# Exercise goal
Identify the lines in the data below that contain "name" and give only how many there are.

# Exercise material
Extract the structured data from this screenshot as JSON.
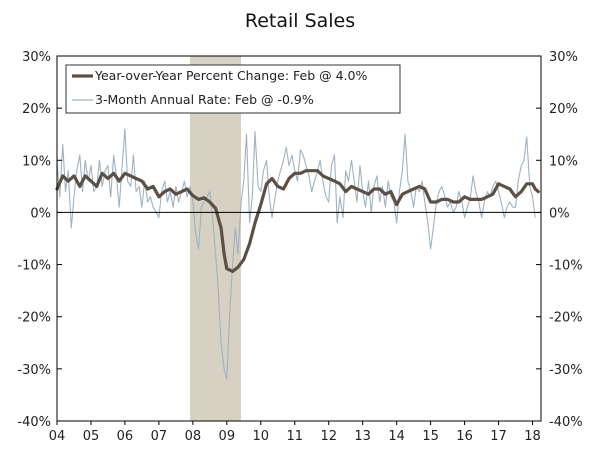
{
  "chart_data": {
    "type": "line",
    "title": "Retail Sales",
    "xlabel": "",
    "ylabel": "",
    "x_tick_labels": [
      "04",
      "05",
      "06",
      "07",
      "08",
      "09",
      "10",
      "11",
      "12",
      "13",
      "14",
      "15",
      "16",
      "17",
      "18"
    ],
    "x_range": [
      2004.0,
      2018.25
    ],
    "ylim": [
      -40,
      30
    ],
    "y_ticks": [
      30,
      20,
      10,
      0,
      -10,
      -20,
      -30,
      -40
    ],
    "y_tick_labels": [
      "30%",
      "20%",
      "10%",
      "0%",
      "-10%",
      "-20%",
      "-30%",
      "-40%"
    ],
    "grid": false,
    "legend_position": "top-left",
    "recession_shading": {
      "start": "2007-12",
      "end": "2009-06"
    },
    "series": [
      {
        "name": "Year-over-Year Percent Change: Feb @ 4.0%",
        "color": "#5a5046",
        "style": "thick",
        "points": [
          [
            2004.0,
            4.5
          ],
          [
            2004.17,
            7
          ],
          [
            2004.33,
            6
          ],
          [
            2004.5,
            7
          ],
          [
            2004.67,
            5
          ],
          [
            2004.83,
            7
          ],
          [
            2005.0,
            6
          ],
          [
            2005.17,
            5
          ],
          [
            2005.33,
            7.5
          ],
          [
            2005.5,
            6.5
          ],
          [
            2005.67,
            7.5
          ],
          [
            2005.83,
            6
          ],
          [
            2006.0,
            7.5
          ],
          [
            2006.17,
            7
          ],
          [
            2006.33,
            6.5
          ],
          [
            2006.5,
            6
          ],
          [
            2006.67,
            4.5
          ],
          [
            2006.83,
            5
          ],
          [
            2007.0,
            3
          ],
          [
            2007.17,
            4
          ],
          [
            2007.33,
            4.5
          ],
          [
            2007.5,
            3.5
          ],
          [
            2007.67,
            4
          ],
          [
            2007.83,
            4.5
          ],
          [
            2008.0,
            3.2
          ],
          [
            2008.17,
            2.5
          ],
          [
            2008.33,
            2.8
          ],
          [
            2008.5,
            2
          ],
          [
            2008.67,
            0.8
          ],
          [
            2008.83,
            -3
          ],
          [
            2008.92,
            -8
          ],
          [
            2009.0,
            -10.8
          ],
          [
            2009.17,
            -11.3
          ],
          [
            2009.33,
            -10.5
          ],
          [
            2009.5,
            -9
          ],
          [
            2009.67,
            -6
          ],
          [
            2009.83,
            -2
          ],
          [
            2010.0,
            1.5
          ],
          [
            2010.17,
            5.5
          ],
          [
            2010.33,
            6.5
          ],
          [
            2010.5,
            5
          ],
          [
            2010.67,
            4.5
          ],
          [
            2010.83,
            6.5
          ],
          [
            2011.0,
            7.5
          ],
          [
            2011.17,
            7.5
          ],
          [
            2011.33,
            8
          ],
          [
            2011.5,
            8
          ],
          [
            2011.67,
            8
          ],
          [
            2011.83,
            7
          ],
          [
            2012.0,
            6.5
          ],
          [
            2012.17,
            6
          ],
          [
            2012.33,
            5.5
          ],
          [
            2012.5,
            4
          ],
          [
            2012.67,
            5
          ],
          [
            2012.83,
            4.5
          ],
          [
            2013.0,
            4
          ],
          [
            2013.17,
            3.5
          ],
          [
            2013.33,
            4.5
          ],
          [
            2013.5,
            4.5
          ],
          [
            2013.67,
            3.5
          ],
          [
            2013.83,
            4
          ],
          [
            2014.0,
            1.5
          ],
          [
            2014.17,
            3.5
          ],
          [
            2014.33,
            4
          ],
          [
            2014.5,
            4.5
          ],
          [
            2014.67,
            5
          ],
          [
            2014.83,
            4.5
          ],
          [
            2015.0,
            2
          ],
          [
            2015.17,
            2
          ],
          [
            2015.33,
            2.5
          ],
          [
            2015.5,
            2.5
          ],
          [
            2015.67,
            2
          ],
          [
            2015.83,
            2
          ],
          [
            2016.0,
            3
          ],
          [
            2016.17,
            2.5
          ],
          [
            2016.33,
            2.5
          ],
          [
            2016.5,
            2.5
          ],
          [
            2016.67,
            3
          ],
          [
            2016.83,
            3.5
          ],
          [
            2017.0,
            5.5
          ],
          [
            2017.17,
            5
          ],
          [
            2017.33,
            4.5
          ],
          [
            2017.5,
            3
          ],
          [
            2017.67,
            4
          ],
          [
            2017.83,
            5.5
          ],
          [
            2018.0,
            5.5
          ],
          [
            2018.08,
            4.5
          ],
          [
            2018.17,
            4.0
          ]
        ]
      },
      {
        "name": "3-Month Annual Rate: Feb @ -0.9%",
        "color": "#9fb2c0",
        "style": "thin",
        "points": [
          [
            2004.0,
            10
          ],
          [
            2004.08,
            3
          ],
          [
            2004.17,
            13
          ],
          [
            2004.25,
            4
          ],
          [
            2004.33,
            8
          ],
          [
            2004.42,
            -3
          ],
          [
            2004.5,
            3
          ],
          [
            2004.58,
            8
          ],
          [
            2004.67,
            11
          ],
          [
            2004.75,
            4
          ],
          [
            2004.83,
            10
          ],
          [
            2004.92,
            6
          ],
          [
            2005.0,
            9
          ],
          [
            2005.08,
            4
          ],
          [
            2005.17,
            5
          ],
          [
            2005.25,
            10
          ],
          [
            2005.33,
            5
          ],
          [
            2005.42,
            8
          ],
          [
            2005.5,
            9
          ],
          [
            2005.58,
            3
          ],
          [
            2005.67,
            11
          ],
          [
            2005.75,
            7
          ],
          [
            2005.83,
            1
          ],
          [
            2005.92,
            9
          ],
          [
            2006.0,
            16
          ],
          [
            2006.08,
            6
          ],
          [
            2006.17,
            5
          ],
          [
            2006.25,
            11
          ],
          [
            2006.33,
            4
          ],
          [
            2006.42,
            5
          ],
          [
            2006.5,
            1
          ],
          [
            2006.58,
            6
          ],
          [
            2006.67,
            2
          ],
          [
            2006.75,
            3
          ],
          [
            2006.83,
            1
          ],
          [
            2006.92,
            0
          ],
          [
            2007.0,
            -1
          ],
          [
            2007.08,
            4
          ],
          [
            2007.17,
            6
          ],
          [
            2007.25,
            2
          ],
          [
            2007.33,
            4
          ],
          [
            2007.42,
            1
          ],
          [
            2007.5,
            5
          ],
          [
            2007.58,
            2
          ],
          [
            2007.67,
            4
          ],
          [
            2007.75,
            6
          ],
          [
            2007.83,
            3
          ],
          [
            2007.92,
            5
          ],
          [
            2008.0,
            2
          ],
          [
            2008.08,
            -4
          ],
          [
            2008.17,
            -7
          ],
          [
            2008.25,
            1
          ],
          [
            2008.33,
            2
          ],
          [
            2008.42,
            3
          ],
          [
            2008.5,
            4
          ],
          [
            2008.58,
            -1
          ],
          [
            2008.67,
            -8
          ],
          [
            2008.75,
            -15
          ],
          [
            2008.83,
            -25
          ],
          [
            2008.92,
            -30
          ],
          [
            2009.0,
            -32
          ],
          [
            2009.08,
            -20
          ],
          [
            2009.17,
            -10
          ],
          [
            2009.25,
            -3
          ],
          [
            2009.33,
            -8
          ],
          [
            2009.42,
            2
          ],
          [
            2009.5,
            6
          ],
          [
            2009.58,
            15
          ],
          [
            2009.67,
            -2
          ],
          [
            2009.75,
            3
          ],
          [
            2009.83,
            15.5
          ],
          [
            2009.92,
            5
          ],
          [
            2010.0,
            4
          ],
          [
            2010.08,
            8
          ],
          [
            2010.17,
            10
          ],
          [
            2010.25,
            3
          ],
          [
            2010.33,
            -1
          ],
          [
            2010.42,
            3
          ],
          [
            2010.5,
            6
          ],
          [
            2010.58,
            8
          ],
          [
            2010.67,
            10
          ],
          [
            2010.75,
            12.5
          ],
          [
            2010.83,
            9
          ],
          [
            2010.92,
            11
          ],
          [
            2011.0,
            8
          ],
          [
            2011.08,
            6
          ],
          [
            2011.17,
            12
          ],
          [
            2011.25,
            11
          ],
          [
            2011.33,
            9
          ],
          [
            2011.42,
            7
          ],
          [
            2011.5,
            4
          ],
          [
            2011.58,
            6
          ],
          [
            2011.67,
            8
          ],
          [
            2011.75,
            10
          ],
          [
            2011.83,
            6
          ],
          [
            2011.92,
            3
          ],
          [
            2012.0,
            2
          ],
          [
            2012.08,
            9
          ],
          [
            2012.17,
            11
          ],
          [
            2012.25,
            -2
          ],
          [
            2012.33,
            3
          ],
          [
            2012.42,
            -1
          ],
          [
            2012.5,
            8
          ],
          [
            2012.58,
            6
          ],
          [
            2012.67,
            10
          ],
          [
            2012.75,
            6
          ],
          [
            2012.83,
            2
          ],
          [
            2012.92,
            9
          ],
          [
            2013.0,
            4
          ],
          [
            2013.08,
            1
          ],
          [
            2013.17,
            6
          ],
          [
            2013.25,
            0
          ],
          [
            2013.33,
            5
          ],
          [
            2013.42,
            7
          ],
          [
            2013.5,
            2
          ],
          [
            2013.58,
            5
          ],
          [
            2013.67,
            1
          ],
          [
            2013.75,
            6
          ],
          [
            2013.83,
            3
          ],
          [
            2013.92,
            2
          ],
          [
            2014.0,
            -2
          ],
          [
            2014.08,
            4
          ],
          [
            2014.17,
            8
          ],
          [
            2014.25,
            15
          ],
          [
            2014.33,
            6
          ],
          [
            2014.42,
            4
          ],
          [
            2014.5,
            1
          ],
          [
            2014.58,
            5
          ],
          [
            2014.67,
            4
          ],
          [
            2014.75,
            6
          ],
          [
            2014.83,
            2
          ],
          [
            2014.92,
            -2
          ],
          [
            2015.0,
            -7
          ],
          [
            2015.08,
            -3
          ],
          [
            2015.17,
            2
          ],
          [
            2015.25,
            4
          ],
          [
            2015.33,
            5
          ],
          [
            2015.42,
            3
          ],
          [
            2015.5,
            1
          ],
          [
            2015.58,
            2
          ],
          [
            2015.67,
            0
          ],
          [
            2015.75,
            1
          ],
          [
            2015.83,
            4
          ],
          [
            2015.92,
            2
          ],
          [
            2016.0,
            -1
          ],
          [
            2016.08,
            1
          ],
          [
            2016.17,
            3
          ],
          [
            2016.25,
            7
          ],
          [
            2016.33,
            4
          ],
          [
            2016.42,
            2
          ],
          [
            2016.5,
            -1
          ],
          [
            2016.58,
            2
          ],
          [
            2016.67,
            4
          ],
          [
            2016.75,
            3
          ],
          [
            2016.83,
            5
          ],
          [
            2016.92,
            6
          ],
          [
            2017.0,
            4
          ],
          [
            2017.08,
            2
          ],
          [
            2017.17,
            -1
          ],
          [
            2017.25,
            1
          ],
          [
            2017.33,
            2
          ],
          [
            2017.42,
            1
          ],
          [
            2017.5,
            1
          ],
          [
            2017.58,
            6
          ],
          [
            2017.67,
            9
          ],
          [
            2017.75,
            10
          ],
          [
            2017.83,
            14.5
          ],
          [
            2017.92,
            5
          ],
          [
            2018.0,
            3
          ],
          [
            2018.08,
            -0.9
          ]
        ]
      }
    ]
  }
}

# Reply
2